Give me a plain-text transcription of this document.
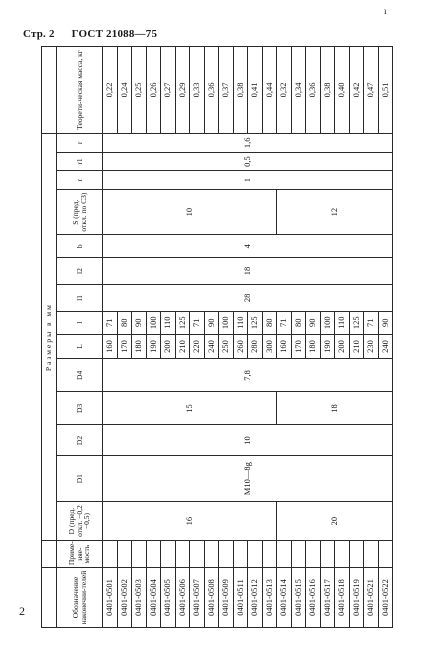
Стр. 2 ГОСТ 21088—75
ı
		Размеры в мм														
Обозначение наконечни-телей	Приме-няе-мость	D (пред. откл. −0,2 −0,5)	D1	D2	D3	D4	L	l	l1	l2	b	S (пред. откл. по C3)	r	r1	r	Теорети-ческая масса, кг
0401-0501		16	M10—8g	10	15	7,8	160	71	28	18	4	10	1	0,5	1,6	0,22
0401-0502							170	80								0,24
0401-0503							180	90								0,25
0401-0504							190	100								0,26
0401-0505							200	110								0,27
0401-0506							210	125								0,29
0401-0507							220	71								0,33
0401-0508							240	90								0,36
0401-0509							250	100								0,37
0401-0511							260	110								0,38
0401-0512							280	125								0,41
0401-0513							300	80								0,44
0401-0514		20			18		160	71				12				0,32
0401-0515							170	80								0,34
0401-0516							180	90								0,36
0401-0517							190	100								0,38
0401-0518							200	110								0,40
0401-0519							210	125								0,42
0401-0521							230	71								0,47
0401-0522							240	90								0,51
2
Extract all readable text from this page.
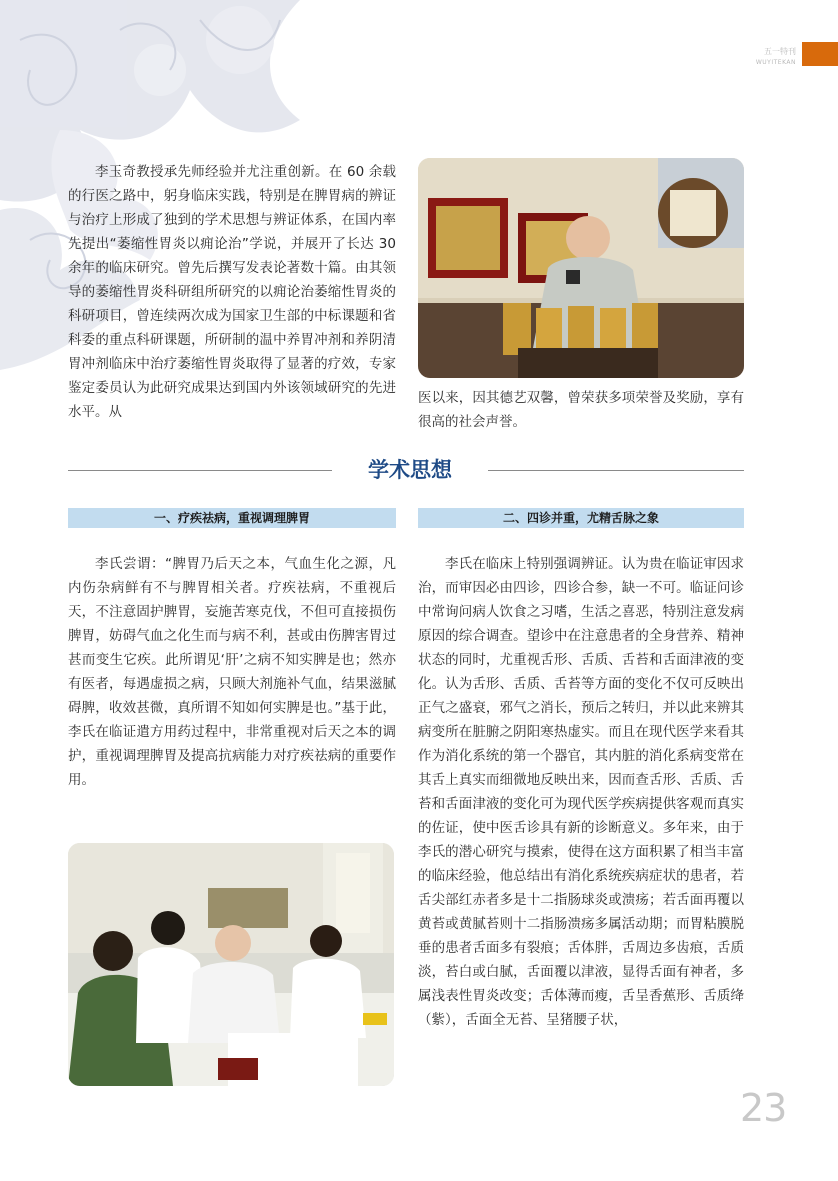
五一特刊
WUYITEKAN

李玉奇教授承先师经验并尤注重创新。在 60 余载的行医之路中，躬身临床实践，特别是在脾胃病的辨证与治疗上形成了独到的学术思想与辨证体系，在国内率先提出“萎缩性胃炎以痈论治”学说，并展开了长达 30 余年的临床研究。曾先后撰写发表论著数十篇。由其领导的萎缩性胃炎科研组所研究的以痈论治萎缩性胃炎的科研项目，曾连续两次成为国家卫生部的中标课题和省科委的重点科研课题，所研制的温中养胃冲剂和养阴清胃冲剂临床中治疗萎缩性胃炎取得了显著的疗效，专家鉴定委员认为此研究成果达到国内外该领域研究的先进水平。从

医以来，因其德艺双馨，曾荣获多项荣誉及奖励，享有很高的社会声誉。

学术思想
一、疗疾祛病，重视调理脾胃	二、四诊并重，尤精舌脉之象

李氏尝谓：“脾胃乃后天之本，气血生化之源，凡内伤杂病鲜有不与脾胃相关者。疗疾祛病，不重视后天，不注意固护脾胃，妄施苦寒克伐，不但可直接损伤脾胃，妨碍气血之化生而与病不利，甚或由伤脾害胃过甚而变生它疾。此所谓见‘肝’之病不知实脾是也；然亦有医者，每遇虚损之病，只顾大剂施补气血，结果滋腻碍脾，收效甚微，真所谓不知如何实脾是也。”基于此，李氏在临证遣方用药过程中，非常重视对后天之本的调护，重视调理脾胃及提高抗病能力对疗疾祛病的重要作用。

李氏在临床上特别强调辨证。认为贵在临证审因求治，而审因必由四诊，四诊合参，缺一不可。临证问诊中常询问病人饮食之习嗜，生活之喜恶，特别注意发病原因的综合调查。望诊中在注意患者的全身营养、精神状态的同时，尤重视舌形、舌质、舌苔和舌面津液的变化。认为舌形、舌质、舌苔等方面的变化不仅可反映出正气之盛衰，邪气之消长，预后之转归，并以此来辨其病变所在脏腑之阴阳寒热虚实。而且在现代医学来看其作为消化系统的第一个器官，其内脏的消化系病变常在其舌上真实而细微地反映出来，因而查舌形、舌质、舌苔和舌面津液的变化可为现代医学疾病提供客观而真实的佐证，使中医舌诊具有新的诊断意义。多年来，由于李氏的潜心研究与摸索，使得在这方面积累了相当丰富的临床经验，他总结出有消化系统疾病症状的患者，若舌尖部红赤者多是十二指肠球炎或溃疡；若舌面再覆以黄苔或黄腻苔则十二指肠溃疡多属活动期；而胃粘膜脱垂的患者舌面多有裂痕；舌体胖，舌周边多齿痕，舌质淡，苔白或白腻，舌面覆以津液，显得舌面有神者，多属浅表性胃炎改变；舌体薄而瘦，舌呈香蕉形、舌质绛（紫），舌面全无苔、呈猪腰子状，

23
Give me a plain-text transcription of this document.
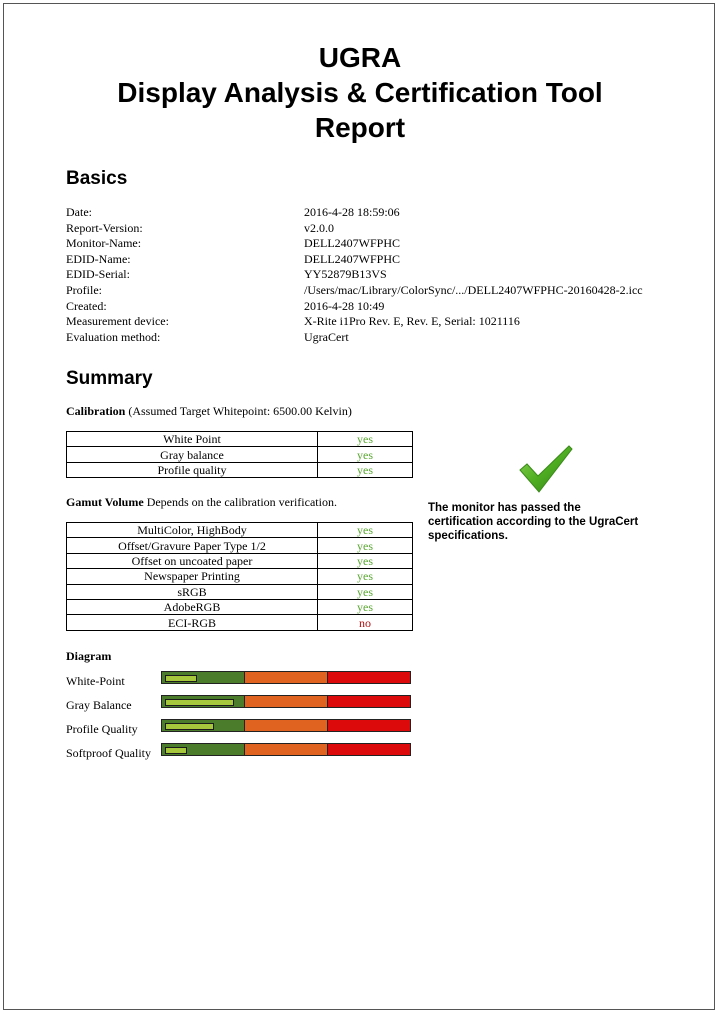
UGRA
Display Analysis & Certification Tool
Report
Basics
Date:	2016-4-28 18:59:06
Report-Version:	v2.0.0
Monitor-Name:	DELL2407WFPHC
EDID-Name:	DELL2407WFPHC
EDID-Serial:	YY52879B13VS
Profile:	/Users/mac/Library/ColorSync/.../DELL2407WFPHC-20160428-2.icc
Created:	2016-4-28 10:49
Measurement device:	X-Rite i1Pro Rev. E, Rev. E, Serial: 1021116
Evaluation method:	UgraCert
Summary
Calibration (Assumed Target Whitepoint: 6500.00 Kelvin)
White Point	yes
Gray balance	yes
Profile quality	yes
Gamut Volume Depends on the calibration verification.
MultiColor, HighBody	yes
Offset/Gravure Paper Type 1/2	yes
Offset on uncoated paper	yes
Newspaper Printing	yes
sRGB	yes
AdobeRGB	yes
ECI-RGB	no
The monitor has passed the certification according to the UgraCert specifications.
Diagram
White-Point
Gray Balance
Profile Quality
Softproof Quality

====

_WHAT YOU SHOULD DO_.
Copy every line that contains the string "UgraCert".

_ANSWER FOR THIS EXERCISE_.
Evaluation method:	UgraCert
The monitor has passed the certification according to the UgraCert specifications.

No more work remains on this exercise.